#### What is needed:
Each entry must be reproduced precisely as it stands.

Start of Extracted information

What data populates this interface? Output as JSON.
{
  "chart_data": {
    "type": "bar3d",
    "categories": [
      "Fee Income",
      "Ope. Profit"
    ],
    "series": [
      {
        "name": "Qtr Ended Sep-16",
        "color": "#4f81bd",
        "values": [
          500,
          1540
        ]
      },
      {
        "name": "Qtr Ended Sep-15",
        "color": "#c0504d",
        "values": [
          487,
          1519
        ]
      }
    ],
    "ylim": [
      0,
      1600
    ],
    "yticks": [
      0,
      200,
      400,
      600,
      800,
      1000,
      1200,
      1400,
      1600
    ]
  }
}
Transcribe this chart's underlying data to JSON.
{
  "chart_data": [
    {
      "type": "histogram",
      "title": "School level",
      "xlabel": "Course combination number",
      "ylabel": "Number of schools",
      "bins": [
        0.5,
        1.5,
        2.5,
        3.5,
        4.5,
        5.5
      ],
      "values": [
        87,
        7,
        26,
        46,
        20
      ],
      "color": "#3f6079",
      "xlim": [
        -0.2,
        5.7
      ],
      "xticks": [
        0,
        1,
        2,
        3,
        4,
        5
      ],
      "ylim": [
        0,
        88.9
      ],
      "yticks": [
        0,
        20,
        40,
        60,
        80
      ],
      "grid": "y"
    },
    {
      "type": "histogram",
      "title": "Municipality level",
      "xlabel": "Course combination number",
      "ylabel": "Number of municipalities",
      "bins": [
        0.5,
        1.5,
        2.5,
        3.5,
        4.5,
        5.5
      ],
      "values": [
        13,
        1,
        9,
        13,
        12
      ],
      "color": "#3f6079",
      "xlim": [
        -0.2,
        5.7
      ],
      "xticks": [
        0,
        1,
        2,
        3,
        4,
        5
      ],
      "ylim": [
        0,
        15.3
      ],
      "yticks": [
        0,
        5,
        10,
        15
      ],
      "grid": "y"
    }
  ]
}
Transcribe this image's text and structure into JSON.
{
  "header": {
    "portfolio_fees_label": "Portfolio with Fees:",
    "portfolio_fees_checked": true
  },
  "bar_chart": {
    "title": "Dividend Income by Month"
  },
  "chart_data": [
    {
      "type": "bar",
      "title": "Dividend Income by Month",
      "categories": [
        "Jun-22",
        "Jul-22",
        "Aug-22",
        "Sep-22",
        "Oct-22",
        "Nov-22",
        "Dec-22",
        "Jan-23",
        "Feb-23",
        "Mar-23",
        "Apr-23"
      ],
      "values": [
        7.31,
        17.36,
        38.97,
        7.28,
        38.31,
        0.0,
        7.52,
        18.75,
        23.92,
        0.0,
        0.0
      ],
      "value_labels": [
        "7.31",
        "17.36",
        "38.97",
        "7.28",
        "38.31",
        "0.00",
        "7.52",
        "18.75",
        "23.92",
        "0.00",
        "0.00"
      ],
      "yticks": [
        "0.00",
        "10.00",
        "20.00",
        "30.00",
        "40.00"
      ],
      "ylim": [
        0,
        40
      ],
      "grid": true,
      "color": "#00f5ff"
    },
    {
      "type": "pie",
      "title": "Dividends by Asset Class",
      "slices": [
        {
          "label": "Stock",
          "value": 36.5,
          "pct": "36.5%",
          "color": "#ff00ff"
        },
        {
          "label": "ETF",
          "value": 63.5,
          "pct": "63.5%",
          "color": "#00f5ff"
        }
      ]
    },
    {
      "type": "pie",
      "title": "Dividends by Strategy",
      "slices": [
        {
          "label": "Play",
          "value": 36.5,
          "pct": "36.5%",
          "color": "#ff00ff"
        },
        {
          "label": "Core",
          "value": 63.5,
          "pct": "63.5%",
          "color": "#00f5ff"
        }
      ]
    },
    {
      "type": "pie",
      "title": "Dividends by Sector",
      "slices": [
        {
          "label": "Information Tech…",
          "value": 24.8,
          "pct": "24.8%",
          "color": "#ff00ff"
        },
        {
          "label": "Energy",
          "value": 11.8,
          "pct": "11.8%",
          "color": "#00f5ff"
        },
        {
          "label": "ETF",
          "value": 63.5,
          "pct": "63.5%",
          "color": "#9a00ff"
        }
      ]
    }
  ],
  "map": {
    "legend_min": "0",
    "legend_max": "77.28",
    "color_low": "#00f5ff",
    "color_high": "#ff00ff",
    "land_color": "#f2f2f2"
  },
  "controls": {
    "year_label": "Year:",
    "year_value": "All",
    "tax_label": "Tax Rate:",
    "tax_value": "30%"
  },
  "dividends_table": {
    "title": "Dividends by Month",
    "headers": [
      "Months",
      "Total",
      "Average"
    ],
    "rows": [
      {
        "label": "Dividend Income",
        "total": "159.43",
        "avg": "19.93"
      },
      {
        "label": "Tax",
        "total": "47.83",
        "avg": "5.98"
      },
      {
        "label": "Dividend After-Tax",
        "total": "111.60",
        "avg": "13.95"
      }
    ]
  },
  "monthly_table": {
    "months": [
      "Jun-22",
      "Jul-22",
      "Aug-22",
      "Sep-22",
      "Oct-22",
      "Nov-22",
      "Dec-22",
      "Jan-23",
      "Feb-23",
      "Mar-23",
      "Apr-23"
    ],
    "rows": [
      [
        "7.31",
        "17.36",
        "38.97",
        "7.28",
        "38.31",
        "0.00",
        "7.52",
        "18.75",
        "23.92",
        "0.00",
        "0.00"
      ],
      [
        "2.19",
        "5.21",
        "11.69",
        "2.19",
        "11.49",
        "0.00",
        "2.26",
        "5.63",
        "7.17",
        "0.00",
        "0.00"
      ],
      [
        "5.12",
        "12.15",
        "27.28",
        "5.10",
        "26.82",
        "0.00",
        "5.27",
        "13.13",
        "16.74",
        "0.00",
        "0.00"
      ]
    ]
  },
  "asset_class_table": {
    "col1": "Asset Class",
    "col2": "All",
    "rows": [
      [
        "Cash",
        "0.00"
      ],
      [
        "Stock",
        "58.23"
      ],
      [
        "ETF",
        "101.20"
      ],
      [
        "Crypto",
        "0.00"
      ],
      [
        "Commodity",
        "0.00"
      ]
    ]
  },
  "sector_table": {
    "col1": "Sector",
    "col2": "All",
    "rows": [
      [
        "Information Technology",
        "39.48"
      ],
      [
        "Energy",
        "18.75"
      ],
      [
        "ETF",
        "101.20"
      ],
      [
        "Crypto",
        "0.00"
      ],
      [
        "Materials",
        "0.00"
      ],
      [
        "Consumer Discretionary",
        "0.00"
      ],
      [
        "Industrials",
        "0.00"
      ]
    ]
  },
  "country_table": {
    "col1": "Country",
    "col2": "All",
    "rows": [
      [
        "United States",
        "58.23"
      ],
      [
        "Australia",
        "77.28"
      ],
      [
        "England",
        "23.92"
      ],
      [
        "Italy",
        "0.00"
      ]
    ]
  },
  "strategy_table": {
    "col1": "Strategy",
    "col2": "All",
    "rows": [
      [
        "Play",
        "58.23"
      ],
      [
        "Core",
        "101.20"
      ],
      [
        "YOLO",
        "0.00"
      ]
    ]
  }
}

End of Extracted information

#### Final result:
What data populates this interface? Output as JSON.
{
  "chart_data": {
    "type": "bar3d",
    "categories": [
      "Fee Income",
      "Ope. Profit"
    ],
    "series": [
      {
        "name": "Qtr Ended Sep-16",
        "color": "#4f81bd",
        "values": [
          500,
          1540
        ]
      },
      {
        "name": "Qtr Ended Sep-15",
        "color": "#c0504d",
        "values": [
          487,
          1519
        ]
      }
    ],
    "ylim": [
      0,
      1600
    ],
    "yticks": [
      0,
      200,
      400,
      600,
      800,
      1000,
      1200,
      1400,
      1600
    ]
  }
}
Transcribe this chart's underlying data to JSON.
{
  "chart_data": [
    {
      "type": "histogram",
      "title": "School level",
      "xlabel": "Course combination number",
      "ylabel": "Number of schools",
      "bins": [
        0.5,
        1.5,
        2.5,
        3.5,
        4.5,
        5.5
      ],
      "values": [
        87,
        7,
        26,
        46,
        20
      ],
      "color": "#3f6079",
      "xlim": [
        -0.2,
        5.7
      ],
      "xticks": [
        0,
        1,
        2,
        3,
        4,
        5
      ],
      "ylim": [
        0,
        88.9
      ],
      "yticks": [
        0,
        20,
        40,
        60,
        80
      ],
      "grid": "y"
    },
    {
      "type": "histogram",
      "title": "Municipality level",
      "xlabel": "Course combination number",
      "ylabel": "Number of municipalities",
      "bins": [
        0.5,
        1.5,
        2.5,
        3.5,
        4.5,
        5.5
      ],
      "values": [
        13,
        1,
        9,
        13,
        12
      ],
      "color": "#3f6079",
      "xlim": [
        -0.2,
        5.7
      ],
      "xticks": [
        0,
        1,
        2,
        3,
        4,
        5
      ],
      "ylim": [
        0,
        15.3
      ],
      "yticks": [
        0,
        5,
        10,
        15
      ],
      "grid": "y"
    }
  ]
}
Transcribe this image's text and structure into JSON.
{
  "header": {
    "portfolio_fees_label": "Portfolio with Fees:",
    "portfolio_fees_checked": true
  },
  "bar_chart": {
    "title": "Dividend Income by Month"
  },
  "chart_data": [
    {
      "type": "bar",
      "title": "Dividend Income by Month",
      "categories": [
        "Jun-22",
        "Jul-22",
        "Aug-22",
        "Sep-22",
        "Oct-22",
        "Nov-22",
        "Dec-22",
        "Jan-23",
        "Feb-23",
        "Mar-23",
        "Apr-23"
      ],
      "values": [
        7.31,
        17.36,
        38.97,
        7.28,
        38.31,
        0.0,
        7.52,
        18.75,
        23.92,
        0.0,
        0.0
      ],
      "value_labels": [
        "7.31",
        "17.36",
        "38.97",
        "7.28",
        "38.31",
        "0.00",
        "7.52",
        "18.75",
        "23.92",
        "0.00",
        "0.00"
      ],
      "yticks": [
        "0.00",
        "10.00",
        "20.00",
        "30.00",
        "40.00"
      ],
      "ylim": [
        0,
        40
      ],
      "grid": true,
      "color": "#00f5ff"
    },
    {
      "type": "pie",
      "title": "Dividends by Asset Class",
      "slices": [
        {
          "label": "Stock",
          "value": 36.5,
          "pct": "36.5%",
          "color": "#ff00ff"
        },
        {
          "label": "ETF",
          "value": 63.5,
          "pct": "63.5%",
          "color": "#00f5ff"
        }
      ]
    },
    {
      "type": "pie",
      "title": "Dividends by Strategy",
      "slices": [
        {
          "label": "Play",
          "value": 36.5,
          "pct": "36.5%",
          "color": "#ff00ff"
        },
        {
          "label": "Core",
          "value": 63.5,
          "pct": "63.5%",
          "color": "#00f5ff"
        }
      ]
    },
    {
      "type": "pie",
      "title": "Dividends by Sector",
      "slices": [
        {
          "label": "Information Tech…",
          "value": 24.8,
          "pct": "24.8%",
          "color": "#ff00ff"
        },
        {
          "label": "Energy",
          "value": 11.8,
          "pct": "11.8%",
          "color": "#00f5ff"
        },
        {
          "label": "ETF",
          "value": 63.5,
          "pct": "63.5%",
          "color": "#9a00ff"
        }
      ]
    }
  ],
  "map": {
    "legend_min": "0",
    "legend_max": "77.28",
    "color_low": "#00f5ff",
    "color_high": "#ff00ff",
    "land_color": "#f2f2f2"
  },
  "controls": {
    "year_label": "Year:",
    "year_value": "All",
    "tax_label": "Tax Rate:",
    "tax_value": "30%"
  },
  "dividends_table": {
    "title": "Dividends by Month",
    "headers": [
      "Months",
      "Total",
      "Average"
    ],
    "rows": [
      {
        "label": "Dividend Income",
        "total": "159.43",
        "avg": "19.93"
      },
      {
        "label": "Tax",
        "total": "47.83",
        "avg": "5.98"
      },
      {
        "label": "Dividend After-Tax",
        "total": "111.60",
        "avg": "13.95"
      }
    ]
  },
  "monthly_table": {
    "months": [
      "Jun-22",
      "Jul-22",
      "Aug-22",
      "Sep-22",
      "Oct-22",
      "Nov-22",
      "Dec-22",
      "Jan-23",
      "Feb-23",
      "Mar-23",
      "Apr-23"
    ],
    "rows": [
      [
        "7.31",
        "17.36",
        "38.97",
        "7.28",
        "38.31",
        "0.00",
        "7.52",
        "18.75",
        "23.92",
        "0.00",
        "0.00"
      ],
      [
        "2.19",
        "5.21",
        "11.69",
        "2.19",
        "11.49",
        "0.00",
        "2.26",
        "5.63",
        "7.17",
        "0.00",
        "0.00"
      ],
      [
        "5.12",
        "12.15",
        "27.28",
        "5.10",
        "26.82",
        "0.00",
        "5.27",
        "13.13",
        "16.74",
        "0.00",
        "0.00"
      ]
    ]
  },
  "asset_class_table": {
    "col1": "Asset Class",
    "col2": "All",
    "rows": [
      [
        "Cash",
        "0.00"
      ],
      [
        "Stock",
        "58.23"
      ],
      [
        "ETF",
        "101.20"
      ],
      [
        "Crypto",
        "0.00"
      ],
      [
        "Commodity",
        "0.00"
      ]
    ]
  },
  "sector_table": {
    "col1": "Sector",
    "col2": "All",
    "rows": [
      [
        "Information Technology",
        "39.48"
      ],
      [
        "Energy",
        "18.75"
      ],
      [
        "ETF",
        "101.20"
      ],
      [
        "Crypto",
        "0.00"
      ],
      [
        "Materials",
        "0.00"
      ],
      [
        "Consumer Discretionary",
        "0.00"
      ],
      [
        "Industrials",
        "0.00"
      ]
    ]
  },
  "country_table": {
    "col1": "Country",
    "col2": "All",
    "rows": [
      [
        "United States",
        "58.23"
      ],
      [
        "Australia",
        "77.28"
      ],
      [
        "England",
        "23.92"
      ],
      [
        "Italy",
        "0.00"
      ]
    ]
  },
  "strategy_table": {
    "col1": "Strategy",
    "col2": "All",
    "rows": [
      [
        "Play",
        "58.23"
      ],
      [
        "Core",
        "101.20"
      ],
      [
        "YOLO",
        "0.00"
      ]
    ]
  }
}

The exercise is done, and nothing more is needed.